----- DATA TO PROCESS -----
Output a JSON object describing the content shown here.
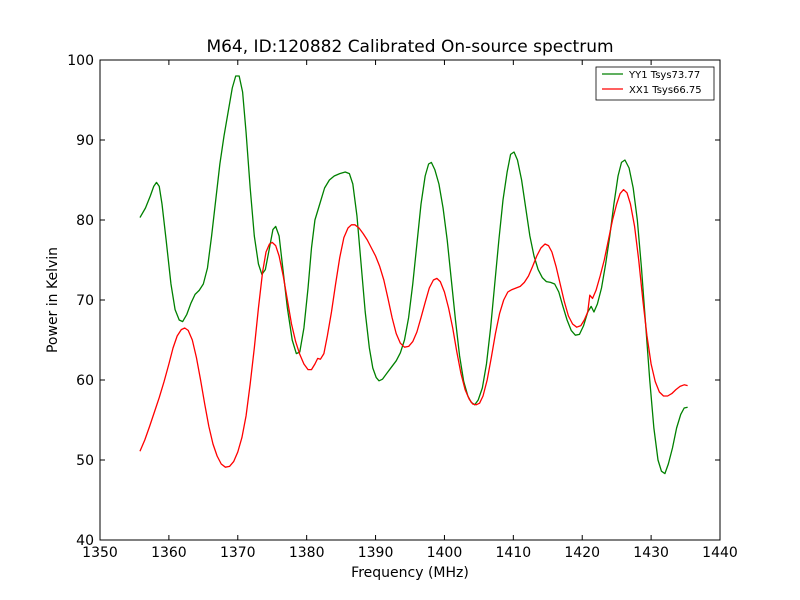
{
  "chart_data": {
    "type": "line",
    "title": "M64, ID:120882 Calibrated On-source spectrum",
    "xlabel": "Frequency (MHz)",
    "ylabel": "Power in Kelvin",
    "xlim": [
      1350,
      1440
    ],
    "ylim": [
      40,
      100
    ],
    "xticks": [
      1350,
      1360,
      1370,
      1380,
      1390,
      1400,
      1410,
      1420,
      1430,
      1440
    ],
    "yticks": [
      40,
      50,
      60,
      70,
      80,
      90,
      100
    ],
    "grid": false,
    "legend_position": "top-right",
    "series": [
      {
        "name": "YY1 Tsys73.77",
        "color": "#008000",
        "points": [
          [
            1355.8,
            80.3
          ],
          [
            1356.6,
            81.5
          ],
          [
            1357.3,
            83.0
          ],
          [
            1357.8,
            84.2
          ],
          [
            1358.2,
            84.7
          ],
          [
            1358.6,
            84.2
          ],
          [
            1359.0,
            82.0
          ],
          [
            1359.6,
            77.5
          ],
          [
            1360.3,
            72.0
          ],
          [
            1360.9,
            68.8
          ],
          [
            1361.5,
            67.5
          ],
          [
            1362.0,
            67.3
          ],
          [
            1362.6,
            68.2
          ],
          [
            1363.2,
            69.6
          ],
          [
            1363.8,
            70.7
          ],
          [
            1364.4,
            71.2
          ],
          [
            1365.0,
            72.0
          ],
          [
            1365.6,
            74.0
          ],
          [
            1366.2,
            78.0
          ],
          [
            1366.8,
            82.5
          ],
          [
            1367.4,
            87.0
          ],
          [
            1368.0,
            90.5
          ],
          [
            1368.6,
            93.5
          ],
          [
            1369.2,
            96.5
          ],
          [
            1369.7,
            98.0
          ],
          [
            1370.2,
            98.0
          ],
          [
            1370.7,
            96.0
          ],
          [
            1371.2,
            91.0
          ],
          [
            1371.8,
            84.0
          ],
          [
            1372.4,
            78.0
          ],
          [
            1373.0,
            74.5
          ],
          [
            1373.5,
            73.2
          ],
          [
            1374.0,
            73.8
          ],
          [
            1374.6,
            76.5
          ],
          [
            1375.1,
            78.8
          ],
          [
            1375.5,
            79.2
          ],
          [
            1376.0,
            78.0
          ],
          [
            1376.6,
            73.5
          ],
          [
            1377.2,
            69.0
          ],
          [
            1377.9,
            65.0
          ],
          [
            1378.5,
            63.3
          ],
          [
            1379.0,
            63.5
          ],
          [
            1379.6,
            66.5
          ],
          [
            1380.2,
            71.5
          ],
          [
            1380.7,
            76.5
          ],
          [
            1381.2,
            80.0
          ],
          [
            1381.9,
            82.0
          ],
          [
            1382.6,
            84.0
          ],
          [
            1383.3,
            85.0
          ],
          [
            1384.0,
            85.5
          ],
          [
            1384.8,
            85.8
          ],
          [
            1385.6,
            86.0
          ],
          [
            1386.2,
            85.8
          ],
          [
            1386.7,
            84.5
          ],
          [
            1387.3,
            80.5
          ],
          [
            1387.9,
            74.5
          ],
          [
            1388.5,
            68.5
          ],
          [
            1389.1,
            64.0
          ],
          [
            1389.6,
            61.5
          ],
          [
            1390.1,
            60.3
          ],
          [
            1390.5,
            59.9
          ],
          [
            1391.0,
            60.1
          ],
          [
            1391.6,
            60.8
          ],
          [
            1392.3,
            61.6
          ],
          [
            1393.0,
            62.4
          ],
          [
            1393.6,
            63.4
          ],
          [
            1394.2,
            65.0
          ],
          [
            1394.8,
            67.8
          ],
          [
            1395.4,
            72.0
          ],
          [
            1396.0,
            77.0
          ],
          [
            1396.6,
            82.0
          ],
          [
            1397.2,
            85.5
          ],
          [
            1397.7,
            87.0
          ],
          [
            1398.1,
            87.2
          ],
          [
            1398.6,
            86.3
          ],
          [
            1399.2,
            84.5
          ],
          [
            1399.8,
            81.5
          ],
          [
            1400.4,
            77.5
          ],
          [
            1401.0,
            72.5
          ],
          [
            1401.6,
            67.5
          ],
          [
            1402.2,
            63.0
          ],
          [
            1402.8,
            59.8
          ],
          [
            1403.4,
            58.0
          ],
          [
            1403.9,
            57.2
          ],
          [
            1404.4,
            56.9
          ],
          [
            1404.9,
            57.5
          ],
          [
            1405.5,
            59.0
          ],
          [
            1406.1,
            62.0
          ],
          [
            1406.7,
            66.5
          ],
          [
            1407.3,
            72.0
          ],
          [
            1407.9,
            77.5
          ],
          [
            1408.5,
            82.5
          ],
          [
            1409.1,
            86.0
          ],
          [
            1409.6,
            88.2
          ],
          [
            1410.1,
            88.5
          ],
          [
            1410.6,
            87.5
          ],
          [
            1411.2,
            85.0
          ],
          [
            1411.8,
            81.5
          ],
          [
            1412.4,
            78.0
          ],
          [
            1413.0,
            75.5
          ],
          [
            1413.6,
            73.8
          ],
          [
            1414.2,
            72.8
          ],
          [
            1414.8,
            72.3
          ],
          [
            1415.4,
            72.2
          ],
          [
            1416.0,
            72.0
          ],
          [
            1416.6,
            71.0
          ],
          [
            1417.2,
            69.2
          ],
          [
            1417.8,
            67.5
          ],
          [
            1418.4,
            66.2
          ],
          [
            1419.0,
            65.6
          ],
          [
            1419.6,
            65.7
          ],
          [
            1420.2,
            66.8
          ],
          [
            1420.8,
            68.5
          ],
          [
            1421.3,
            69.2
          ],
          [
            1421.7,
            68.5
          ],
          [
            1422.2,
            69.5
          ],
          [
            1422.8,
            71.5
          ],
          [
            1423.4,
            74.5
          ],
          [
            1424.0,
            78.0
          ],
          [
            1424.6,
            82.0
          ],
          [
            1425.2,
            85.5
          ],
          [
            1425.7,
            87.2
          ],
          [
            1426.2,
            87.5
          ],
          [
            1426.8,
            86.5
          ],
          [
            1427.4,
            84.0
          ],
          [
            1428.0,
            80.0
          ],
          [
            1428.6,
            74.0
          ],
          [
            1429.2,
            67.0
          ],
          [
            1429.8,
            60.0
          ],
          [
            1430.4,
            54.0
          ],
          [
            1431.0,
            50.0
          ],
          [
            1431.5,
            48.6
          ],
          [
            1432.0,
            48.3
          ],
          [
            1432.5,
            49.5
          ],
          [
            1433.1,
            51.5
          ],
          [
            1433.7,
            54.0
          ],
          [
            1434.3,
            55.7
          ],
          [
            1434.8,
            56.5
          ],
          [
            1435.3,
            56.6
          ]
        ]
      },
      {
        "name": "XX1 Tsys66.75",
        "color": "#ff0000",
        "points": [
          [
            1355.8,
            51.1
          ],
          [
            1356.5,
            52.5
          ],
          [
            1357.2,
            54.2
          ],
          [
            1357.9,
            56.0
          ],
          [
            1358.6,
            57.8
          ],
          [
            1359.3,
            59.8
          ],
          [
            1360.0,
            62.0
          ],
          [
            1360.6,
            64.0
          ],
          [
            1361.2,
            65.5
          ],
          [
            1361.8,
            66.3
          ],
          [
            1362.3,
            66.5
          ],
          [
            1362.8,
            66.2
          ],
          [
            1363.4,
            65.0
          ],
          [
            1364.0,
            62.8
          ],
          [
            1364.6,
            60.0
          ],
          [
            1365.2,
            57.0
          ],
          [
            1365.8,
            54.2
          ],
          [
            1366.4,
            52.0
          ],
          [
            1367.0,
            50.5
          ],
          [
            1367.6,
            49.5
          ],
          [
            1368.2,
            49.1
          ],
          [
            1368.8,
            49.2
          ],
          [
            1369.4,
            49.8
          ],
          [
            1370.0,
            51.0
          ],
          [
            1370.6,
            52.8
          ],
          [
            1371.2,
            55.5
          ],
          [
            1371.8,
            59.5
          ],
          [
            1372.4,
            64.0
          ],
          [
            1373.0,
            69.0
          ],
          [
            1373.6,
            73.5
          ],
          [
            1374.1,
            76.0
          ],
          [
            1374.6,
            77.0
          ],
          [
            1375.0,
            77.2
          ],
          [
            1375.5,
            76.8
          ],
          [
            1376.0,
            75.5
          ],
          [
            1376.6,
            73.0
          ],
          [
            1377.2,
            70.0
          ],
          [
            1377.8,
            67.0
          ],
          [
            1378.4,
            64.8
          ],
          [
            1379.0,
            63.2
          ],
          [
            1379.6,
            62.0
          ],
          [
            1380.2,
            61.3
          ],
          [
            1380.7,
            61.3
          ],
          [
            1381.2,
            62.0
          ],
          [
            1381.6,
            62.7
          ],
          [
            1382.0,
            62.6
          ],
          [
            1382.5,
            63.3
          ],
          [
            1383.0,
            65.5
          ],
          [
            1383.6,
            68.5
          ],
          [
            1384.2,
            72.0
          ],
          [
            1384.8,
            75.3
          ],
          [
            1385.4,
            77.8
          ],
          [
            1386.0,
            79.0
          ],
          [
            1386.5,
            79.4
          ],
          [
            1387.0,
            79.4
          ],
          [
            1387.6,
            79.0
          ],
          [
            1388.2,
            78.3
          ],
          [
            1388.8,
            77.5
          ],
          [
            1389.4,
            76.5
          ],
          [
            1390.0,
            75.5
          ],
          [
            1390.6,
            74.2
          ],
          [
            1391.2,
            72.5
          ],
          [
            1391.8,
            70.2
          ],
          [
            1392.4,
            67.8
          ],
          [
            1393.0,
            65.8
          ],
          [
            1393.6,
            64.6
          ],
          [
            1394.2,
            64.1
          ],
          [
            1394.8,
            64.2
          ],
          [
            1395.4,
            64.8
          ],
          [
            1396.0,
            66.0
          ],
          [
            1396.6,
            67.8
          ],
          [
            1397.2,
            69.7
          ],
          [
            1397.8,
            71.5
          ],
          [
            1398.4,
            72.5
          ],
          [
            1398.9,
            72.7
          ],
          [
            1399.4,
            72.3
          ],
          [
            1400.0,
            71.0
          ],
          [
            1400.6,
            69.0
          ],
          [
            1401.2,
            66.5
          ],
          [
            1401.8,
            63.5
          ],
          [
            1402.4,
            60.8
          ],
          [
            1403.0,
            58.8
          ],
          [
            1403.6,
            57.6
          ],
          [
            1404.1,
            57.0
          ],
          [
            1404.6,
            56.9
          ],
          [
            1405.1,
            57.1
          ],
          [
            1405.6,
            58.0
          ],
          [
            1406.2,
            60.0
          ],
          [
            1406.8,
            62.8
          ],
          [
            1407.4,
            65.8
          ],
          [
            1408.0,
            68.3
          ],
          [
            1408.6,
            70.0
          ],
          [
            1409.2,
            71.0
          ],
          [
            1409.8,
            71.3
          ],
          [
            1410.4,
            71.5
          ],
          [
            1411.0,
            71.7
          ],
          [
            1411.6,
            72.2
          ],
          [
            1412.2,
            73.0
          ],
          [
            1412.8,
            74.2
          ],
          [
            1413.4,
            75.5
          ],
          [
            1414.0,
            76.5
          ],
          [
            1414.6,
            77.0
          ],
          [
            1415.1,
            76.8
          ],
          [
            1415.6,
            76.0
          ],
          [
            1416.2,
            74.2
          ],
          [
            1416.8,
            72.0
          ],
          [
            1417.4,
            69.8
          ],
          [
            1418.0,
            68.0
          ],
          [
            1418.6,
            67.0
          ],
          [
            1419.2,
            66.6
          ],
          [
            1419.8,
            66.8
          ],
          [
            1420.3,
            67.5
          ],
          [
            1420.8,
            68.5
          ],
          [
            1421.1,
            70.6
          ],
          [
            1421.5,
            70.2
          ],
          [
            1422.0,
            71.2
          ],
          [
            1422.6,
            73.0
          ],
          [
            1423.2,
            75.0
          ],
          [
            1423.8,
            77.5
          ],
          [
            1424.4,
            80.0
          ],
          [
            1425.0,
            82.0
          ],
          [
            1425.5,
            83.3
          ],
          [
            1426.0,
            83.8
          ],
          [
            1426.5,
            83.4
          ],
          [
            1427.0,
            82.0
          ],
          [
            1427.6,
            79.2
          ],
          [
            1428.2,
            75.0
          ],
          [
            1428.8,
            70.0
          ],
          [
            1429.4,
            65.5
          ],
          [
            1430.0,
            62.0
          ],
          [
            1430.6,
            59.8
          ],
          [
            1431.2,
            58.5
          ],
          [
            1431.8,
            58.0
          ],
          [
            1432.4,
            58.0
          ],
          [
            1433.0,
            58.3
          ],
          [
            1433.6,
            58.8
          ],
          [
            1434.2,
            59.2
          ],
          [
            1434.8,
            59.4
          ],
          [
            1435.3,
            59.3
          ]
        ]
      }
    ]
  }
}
-----
* TASK OBJECTIVE: From the entries above, return each line with the word "name" in it.

* CORRECT ANSWER:
        "name": "YY1 Tsys73.77",
        "name": "XX1 Tsys66.75",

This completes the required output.